▶ Objective
What follows are records. Restate all of them word for word.

Dataset items:
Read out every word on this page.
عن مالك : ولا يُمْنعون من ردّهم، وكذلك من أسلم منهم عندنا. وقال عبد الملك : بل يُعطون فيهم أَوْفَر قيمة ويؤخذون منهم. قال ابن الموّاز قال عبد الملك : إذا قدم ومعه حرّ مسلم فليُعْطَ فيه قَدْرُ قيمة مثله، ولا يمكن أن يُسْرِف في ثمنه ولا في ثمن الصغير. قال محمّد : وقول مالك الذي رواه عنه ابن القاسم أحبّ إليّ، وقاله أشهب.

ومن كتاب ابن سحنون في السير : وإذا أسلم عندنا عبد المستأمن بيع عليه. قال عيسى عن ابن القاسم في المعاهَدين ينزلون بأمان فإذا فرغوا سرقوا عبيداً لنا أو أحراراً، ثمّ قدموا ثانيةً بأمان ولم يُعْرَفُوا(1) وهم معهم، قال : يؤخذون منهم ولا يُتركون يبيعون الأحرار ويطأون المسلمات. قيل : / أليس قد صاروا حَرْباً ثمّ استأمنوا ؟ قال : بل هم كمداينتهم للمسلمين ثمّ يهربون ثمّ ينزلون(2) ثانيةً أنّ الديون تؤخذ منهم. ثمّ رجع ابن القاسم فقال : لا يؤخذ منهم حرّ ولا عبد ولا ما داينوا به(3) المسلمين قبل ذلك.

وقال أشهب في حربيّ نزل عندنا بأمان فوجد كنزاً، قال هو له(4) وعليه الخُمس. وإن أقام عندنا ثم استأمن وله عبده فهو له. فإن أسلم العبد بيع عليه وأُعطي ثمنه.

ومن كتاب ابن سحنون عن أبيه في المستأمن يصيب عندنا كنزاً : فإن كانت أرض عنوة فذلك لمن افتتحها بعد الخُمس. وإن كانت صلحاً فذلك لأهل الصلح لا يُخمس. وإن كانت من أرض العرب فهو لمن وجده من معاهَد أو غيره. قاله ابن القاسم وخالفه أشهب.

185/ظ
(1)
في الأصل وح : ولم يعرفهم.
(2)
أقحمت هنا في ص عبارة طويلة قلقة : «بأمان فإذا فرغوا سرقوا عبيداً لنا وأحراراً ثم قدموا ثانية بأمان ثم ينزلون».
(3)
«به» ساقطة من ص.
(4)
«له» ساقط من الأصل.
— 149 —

▶ Exercise answer
Read out every word on this page.
عن مالك : ولا يُمْنعون من ردّهم، وكذلك من أسلم منهم عندنا. وقال عبد الملك : بل يُعطون فيهم أَوْفَر قيمة ويؤخذون منهم. قال ابن الموّاز قال عبد الملك : إذا قدم ومعه حرّ مسلم فليُعْطَ فيه قَدْرُ قيمة مثله، ولا يمكن أن يُسْرِف في ثمنه ولا في ثمن الصغير. قال محمّد : وقول مالك الذي رواه عنه ابن القاسم أحبّ إليّ، وقاله أشهب.

ومن كتاب ابن سحنون في السير : وإذا أسلم عندنا عبد المستأمن بيع عليه. قال عيسى عن ابن القاسم في المعاهَدين ينزلون بأمان فإذا فرغوا سرقوا عبيداً لنا أو أحراراً، ثمّ قدموا ثانيةً بأمان ولم يُعْرَفُوا(1) وهم معهم، قال : يؤخذون منهم ولا يُتركون يبيعون الأحرار ويطأون المسلمات. قيل : / أليس قد صاروا حَرْباً ثمّ استأمنوا ؟ قال : بل هم كمداينتهم للمسلمين ثمّ يهربون ثمّ ينزلون(2) ثانيةً أنّ الديون تؤخذ منهم. ثمّ رجع ابن القاسم فقال : لا يؤخذ منهم حرّ ولا عبد ولا ما داينوا به(3) المسلمين قبل ذلك.

وقال أشهب في حربيّ نزل عندنا بأمان فوجد كنزاً، قال هو له(4) وعليه الخُمس. وإن أقام عندنا ثم استأمن وله عبده فهو له. فإن أسلم العبد بيع عليه وأُعطي ثمنه.

ومن كتاب ابن سحنون عن أبيه في المستأمن يصيب عندنا كنزاً : فإن كانت أرض عنوة فذلك لمن افتتحها بعد الخُمس. وإن كانت صلحاً فذلك لأهل الصلح لا يُخمس. وإن كانت من أرض العرب فهو لمن وجده من معاهَد أو غيره. قاله ابن القاسم وخالفه أشهب.

185/ظ
(1)
في الأصل وح : ولم يعرفهم.
(2)
أقحمت هنا في ص عبارة طويلة قلقة : «بأمان فإذا فرغوا سرقوا عبيداً لنا وأحراراً ثم قدموا ثانية بأمان ثم ينزلون».
(3)
«به» ساقطة من ص.
(4)
«له» ساقط من الأصل.
— 149 —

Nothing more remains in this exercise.